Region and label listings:

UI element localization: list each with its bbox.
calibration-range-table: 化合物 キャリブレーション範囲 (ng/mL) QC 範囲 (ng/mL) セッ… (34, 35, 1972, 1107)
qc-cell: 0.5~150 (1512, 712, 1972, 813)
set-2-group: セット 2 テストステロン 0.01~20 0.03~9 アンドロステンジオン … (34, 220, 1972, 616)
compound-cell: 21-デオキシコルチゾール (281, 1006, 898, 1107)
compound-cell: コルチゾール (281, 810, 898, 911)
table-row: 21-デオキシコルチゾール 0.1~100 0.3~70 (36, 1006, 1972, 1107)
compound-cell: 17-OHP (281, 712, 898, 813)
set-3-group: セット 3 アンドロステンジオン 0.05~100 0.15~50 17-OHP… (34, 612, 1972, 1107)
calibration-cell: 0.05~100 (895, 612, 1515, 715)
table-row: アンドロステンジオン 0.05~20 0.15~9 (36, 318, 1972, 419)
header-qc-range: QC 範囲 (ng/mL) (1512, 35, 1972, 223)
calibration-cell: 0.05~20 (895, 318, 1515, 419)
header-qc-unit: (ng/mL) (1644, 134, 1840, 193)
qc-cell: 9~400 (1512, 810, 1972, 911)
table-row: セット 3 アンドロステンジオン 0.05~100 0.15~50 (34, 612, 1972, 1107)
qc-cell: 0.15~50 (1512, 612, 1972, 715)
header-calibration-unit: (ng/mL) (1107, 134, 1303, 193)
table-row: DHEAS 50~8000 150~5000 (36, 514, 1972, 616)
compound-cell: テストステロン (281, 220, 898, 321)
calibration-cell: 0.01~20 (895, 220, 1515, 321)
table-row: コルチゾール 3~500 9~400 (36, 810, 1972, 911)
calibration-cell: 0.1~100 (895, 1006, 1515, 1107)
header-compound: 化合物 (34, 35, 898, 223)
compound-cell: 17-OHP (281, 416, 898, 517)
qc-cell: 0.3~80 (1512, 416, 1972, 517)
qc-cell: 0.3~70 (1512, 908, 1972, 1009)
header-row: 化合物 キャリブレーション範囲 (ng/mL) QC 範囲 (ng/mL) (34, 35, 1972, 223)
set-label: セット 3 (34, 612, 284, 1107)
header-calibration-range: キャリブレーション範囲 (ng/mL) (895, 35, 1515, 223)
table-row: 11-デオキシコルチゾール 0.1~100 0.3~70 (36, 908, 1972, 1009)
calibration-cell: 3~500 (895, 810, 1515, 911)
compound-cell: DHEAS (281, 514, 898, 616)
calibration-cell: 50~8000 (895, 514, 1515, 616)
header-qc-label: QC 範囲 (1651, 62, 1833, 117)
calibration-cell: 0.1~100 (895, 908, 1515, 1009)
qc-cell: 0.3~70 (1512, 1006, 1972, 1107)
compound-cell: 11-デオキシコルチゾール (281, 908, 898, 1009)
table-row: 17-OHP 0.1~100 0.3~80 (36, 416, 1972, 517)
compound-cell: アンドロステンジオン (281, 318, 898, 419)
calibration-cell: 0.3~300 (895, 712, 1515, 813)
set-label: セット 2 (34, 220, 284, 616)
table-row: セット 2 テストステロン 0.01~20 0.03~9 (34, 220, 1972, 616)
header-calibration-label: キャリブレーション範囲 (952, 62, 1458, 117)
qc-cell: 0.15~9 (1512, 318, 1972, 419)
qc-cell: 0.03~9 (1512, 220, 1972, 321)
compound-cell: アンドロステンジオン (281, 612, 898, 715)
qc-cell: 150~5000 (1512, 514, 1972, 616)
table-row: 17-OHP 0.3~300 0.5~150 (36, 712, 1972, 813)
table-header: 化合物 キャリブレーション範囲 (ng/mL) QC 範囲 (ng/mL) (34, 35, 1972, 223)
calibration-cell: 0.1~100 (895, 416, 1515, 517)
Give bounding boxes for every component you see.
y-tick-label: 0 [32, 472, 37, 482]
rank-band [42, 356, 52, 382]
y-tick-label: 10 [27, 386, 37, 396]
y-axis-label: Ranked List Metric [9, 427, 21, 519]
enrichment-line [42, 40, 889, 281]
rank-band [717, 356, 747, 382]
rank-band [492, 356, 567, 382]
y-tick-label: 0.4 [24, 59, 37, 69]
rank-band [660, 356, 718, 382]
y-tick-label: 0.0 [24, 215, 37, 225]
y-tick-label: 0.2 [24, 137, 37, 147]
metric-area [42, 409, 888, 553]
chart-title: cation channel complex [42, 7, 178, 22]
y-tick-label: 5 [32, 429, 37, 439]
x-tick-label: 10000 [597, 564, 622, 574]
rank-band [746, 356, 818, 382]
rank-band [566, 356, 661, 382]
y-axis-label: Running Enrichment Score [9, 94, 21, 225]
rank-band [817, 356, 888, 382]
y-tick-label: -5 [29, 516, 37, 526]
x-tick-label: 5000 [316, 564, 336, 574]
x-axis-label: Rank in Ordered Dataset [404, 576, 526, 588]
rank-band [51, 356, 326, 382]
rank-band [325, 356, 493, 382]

WHAT IS EXPECTED:
Express these lines as a numbered list, omitting blank lines and covering all the entries.

SOLUTION FOR THIS EXERCISE:
1. UI element localization: list each with its bbox.
2. calibration-range-table: 化合物 キャリブレーション範囲 (ng/mL) QC 範囲 (ng/mL) セッ… (34, 35, 1972, 1107)
3. qc-cell: 0.5~150 (1512, 712, 1972, 813)
4. set-2-group: セット 2 テストステロン 0.01~20 0.03~9 アンドロステンジオン … (34, 220, 1972, 616)
5. compound-cell: 21-デオキシコルチゾール (281, 1006, 898, 1107)
6. compound-cell: コルチゾール (281, 810, 898, 911)
7. table-row: 21-デオキシコルチゾール 0.1~100 0.3~70 (36, 1006, 1972, 1107)
8. compound-cell: 17-OHP (281, 712, 898, 813)
9. set-3-group: セット 3 アンドロステンジオン 0.05~100 0.15~50 17-OHP… (34, 612, 1972, 1107)
10. calibration-cell: 0.05~100 (895, 612, 1515, 715)
11. table-row: アンドロステンジオン 0.05~20 0.15~9 (36, 318, 1972, 419)
12. header-qc-range: QC 範囲 (ng/mL) (1512, 35, 1972, 223)
13. calibration-cell: 0.05~20 (895, 318, 1515, 419)
14. header-qc-unit: (ng/mL) (1644, 134, 1840, 193)
15. qc-cell: 9~400 (1512, 810, 1972, 911)
16. table-row: セット 3 アンドロステンジオン 0.05~100 0.15~50 (34, 612, 1972, 1107)
17. qc-cell: 0.15~50 (1512, 612, 1972, 715)
18. header-calibration-unit: (ng/mL) (1107, 134, 1303, 193)
19. table-row: DHEAS 50~8000 150~5000 (36, 514, 1972, 616)
20. compound-cell: テストステロン (281, 220, 898, 321)
21. calibration-cell: 0.01~20 (895, 220, 1515, 321)
22. table-row: コルチゾール 3~500 9~400 (36, 810, 1972, 911)
23. calibration-cell: 0.1~100 (895, 1006, 1515, 1107)
24. header-compound: 化合物 (34, 35, 898, 223)
25. compound-cell: 17-OHP (281, 416, 898, 517)
26. qc-cell: 0.3~80 (1512, 416, 1972, 517)
27. qc-cell: 0.3~70 (1512, 908, 1972, 1009)
28. header-row: 化合物 キャリブレーション範囲 (ng/mL) QC 範囲 (ng/mL) (34, 35, 1972, 223)
29. set-label: セット 3 (34, 612, 284, 1107)
30. header-calibration-range: キャリブレーション範囲 (ng/mL) (895, 35, 1515, 223)
31. table-row: 11-デオキシコルチゾール 0.1~100 0.3~70 (36, 908, 1972, 1009)
32. calibration-cell: 3~500 (895, 810, 1515, 911)
33. compound-cell: DHEAS (281, 514, 898, 616)
34. calibration-cell: 50~8000 (895, 514, 1515, 616)
35. header-qc-label: QC 範囲 (1651, 62, 1833, 117)
36. calibration-cell: 0.1~100 (895, 908, 1515, 1009)
37. qc-cell: 0.3~70 (1512, 1006, 1972, 1107)
38. compound-cell: 11-デオキシコルチゾール (281, 908, 898, 1009)
39. table-row: 17-OHP 0.1~100 0.3~80 (36, 416, 1972, 517)
40. compound-cell: アンドロステンジオン (281, 318, 898, 419)
41. calibration-cell: 0.3~300 (895, 712, 1515, 813)
42. set-label: セット 2 (34, 220, 284, 616)
43. table-row: セット 2 テストステロン 0.01~20 0.03~9 (34, 220, 1972, 616)
44. header-calibration-label: キャリブレーション範囲 (952, 62, 1458, 117)
45. qc-cell: 0.15~9 (1512, 318, 1972, 419)
46. qc-cell: 0.03~9 (1512, 220, 1972, 321)
47. compound-cell: アンドロステンジオン (281, 612, 898, 715)
48. qc-cell: 150~5000 (1512, 514, 1972, 616)
49. table-row: 17-OHP 0.3~300 0.5~150 (36, 712, 1972, 813)
50. table-header: 化合物 キャリブレーション範囲 (ng/mL) QC 範囲 (ng/mL) (34, 35, 1972, 223)
51. calibration-cell: 0.1~100 (895, 416, 1515, 517)
52. Give bounding boxes for every component you see.
53. y-tick-label: 0 [32, 472, 37, 482]
54. rank-band [42, 356, 52, 382]
55. y-tick-label: 10 [27, 386, 37, 396]
56. y-axis-label: Ranked List Metric [9, 427, 21, 519]
57. enrichment-line [42, 40, 889, 281]
58. rank-band [717, 356, 747, 382]
59. rank-band [492, 356, 567, 382]
60. y-tick-label: 0.4 [24, 59, 37, 69]
61. rank-band [660, 356, 718, 382]
62. y-tick-label: 0.0 [24, 215, 37, 225]
63. y-tick-label: 0.2 [24, 137, 37, 147]
64. metric-area [42, 409, 888, 553]
65. chart-title: cation channel complex [42, 7, 178, 22]
66. y-tick-label: 5 [32, 429, 37, 439]
67. x-tick-label: 10000 [597, 564, 622, 574]
68. rank-band [746, 356, 818, 382]
69. rank-band [566, 356, 661, 382]
70. y-axis-label: Running Enrichment Score [9, 94, 21, 225]
71. rank-band [817, 356, 888, 382]
72. y-tick-label: -5 [29, 516, 37, 526]
73. x-tick-label: 5000 [316, 564, 336, 574]
74. x-axis-label: Rank in Ordered Dataset [404, 576, 526, 588]
75. rank-band [51, 356, 326, 382]
76. rank-band [325, 356, 493, 382]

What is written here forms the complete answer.